> TASK INPUTS:

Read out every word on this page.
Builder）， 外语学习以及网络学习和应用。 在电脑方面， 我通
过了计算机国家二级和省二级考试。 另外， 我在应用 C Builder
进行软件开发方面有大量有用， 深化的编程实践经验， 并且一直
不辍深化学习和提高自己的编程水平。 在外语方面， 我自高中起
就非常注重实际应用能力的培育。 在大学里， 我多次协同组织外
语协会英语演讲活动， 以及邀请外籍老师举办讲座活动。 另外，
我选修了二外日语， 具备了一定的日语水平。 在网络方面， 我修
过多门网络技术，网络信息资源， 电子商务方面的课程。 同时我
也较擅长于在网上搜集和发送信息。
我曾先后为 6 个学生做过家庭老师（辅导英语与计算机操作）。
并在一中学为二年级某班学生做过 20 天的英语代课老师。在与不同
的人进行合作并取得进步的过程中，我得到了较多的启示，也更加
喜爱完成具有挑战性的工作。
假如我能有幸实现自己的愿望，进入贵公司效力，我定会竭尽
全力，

> THE REQUEST: What count of lines in the listing contain the word "Builder"? Reply with the number only.

> TASK OUTPUT: 2